#### [Problem to work on]
Write out the listing beneath this instruction in its entirety, exactly as it reads.

#### [Data supplied]
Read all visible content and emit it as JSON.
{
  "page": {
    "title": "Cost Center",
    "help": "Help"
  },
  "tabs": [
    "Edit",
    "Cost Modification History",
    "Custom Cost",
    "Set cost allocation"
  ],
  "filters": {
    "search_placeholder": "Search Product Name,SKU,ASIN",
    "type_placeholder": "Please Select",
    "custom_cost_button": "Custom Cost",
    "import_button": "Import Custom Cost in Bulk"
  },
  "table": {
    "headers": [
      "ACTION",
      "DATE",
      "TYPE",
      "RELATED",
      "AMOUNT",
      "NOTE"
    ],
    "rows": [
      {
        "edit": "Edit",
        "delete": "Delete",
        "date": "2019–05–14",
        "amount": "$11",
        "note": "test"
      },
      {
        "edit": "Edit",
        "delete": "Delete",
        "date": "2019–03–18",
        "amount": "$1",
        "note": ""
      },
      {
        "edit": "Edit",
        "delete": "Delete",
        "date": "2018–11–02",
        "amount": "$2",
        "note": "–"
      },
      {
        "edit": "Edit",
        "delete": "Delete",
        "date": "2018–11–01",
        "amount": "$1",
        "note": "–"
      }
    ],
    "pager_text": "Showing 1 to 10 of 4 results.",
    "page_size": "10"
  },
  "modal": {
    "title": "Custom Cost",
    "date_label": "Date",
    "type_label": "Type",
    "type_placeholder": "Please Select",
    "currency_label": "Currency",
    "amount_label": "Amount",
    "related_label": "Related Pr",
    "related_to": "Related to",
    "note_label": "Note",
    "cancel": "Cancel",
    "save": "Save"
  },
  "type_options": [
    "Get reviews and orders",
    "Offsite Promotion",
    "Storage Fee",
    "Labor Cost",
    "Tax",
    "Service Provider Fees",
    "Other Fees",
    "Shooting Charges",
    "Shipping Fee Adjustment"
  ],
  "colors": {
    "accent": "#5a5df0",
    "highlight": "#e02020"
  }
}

#### [Solution to this problem]
Read all visible content and emit it as JSON.
{
  "page": {
    "title": "Cost Center",
    "help": "Help"
  },
  "tabs": [
    "Edit",
    "Cost Modification History",
    "Custom Cost",
    "Set cost allocation"
  ],
  "filters": {
    "search_placeholder": "Search Product Name,SKU,ASIN",
    "type_placeholder": "Please Select",
    "custom_cost_button": "Custom Cost",
    "import_button": "Import Custom Cost in Bulk"
  },
  "table": {
    "headers": [
      "ACTION",
      "DATE",
      "TYPE",
      "RELATED",
      "AMOUNT",
      "NOTE"
    ],
    "rows": [
      {
        "edit": "Edit",
        "delete": "Delete",
        "date": "2019–05–14",
        "amount": "$11",
        "note": "test"
      },
      {
        "edit": "Edit",
        "delete": "Delete",
        "date": "2019–03–18",
        "amount": "$1",
        "note": ""
      },
      {
        "edit": "Edit",
        "delete": "Delete",
        "date": "2018–11–02",
        "amount": "$2",
        "note": "–"
      },
      {
        "edit": "Edit",
        "delete": "Delete",
        "date": "2018–11–01",
        "amount": "$1",
        "note": "–"
      }
    ],
    "pager_text": "Showing 1 to 10 of 4 results.",
    "page_size": "10"
  },
  "modal": {
    "title": "Custom Cost",
    "date_label": "Date",
    "type_label": "Type",
    "type_placeholder": "Please Select",
    "currency_label": "Currency",
    "amount_label": "Amount",
    "related_label": "Related Pr",
    "related_to": "Related to",
    "note_label": "Note",
    "cancel": "Cancel",
    "save": "Save"
  },
  "type_options": [
    "Get reviews and orders",
    "Offsite Promotion",
    "Storage Fee",
    "Labor Cost",
    "Tax",
    "Service Provider Fees",
    "Other Fees",
    "Shooting Charges",
    "Shipping Fee Adjustment"
  ],
  "colors": {
    "accent": "#5a5df0",
    "highlight": "#e02020"
  }
}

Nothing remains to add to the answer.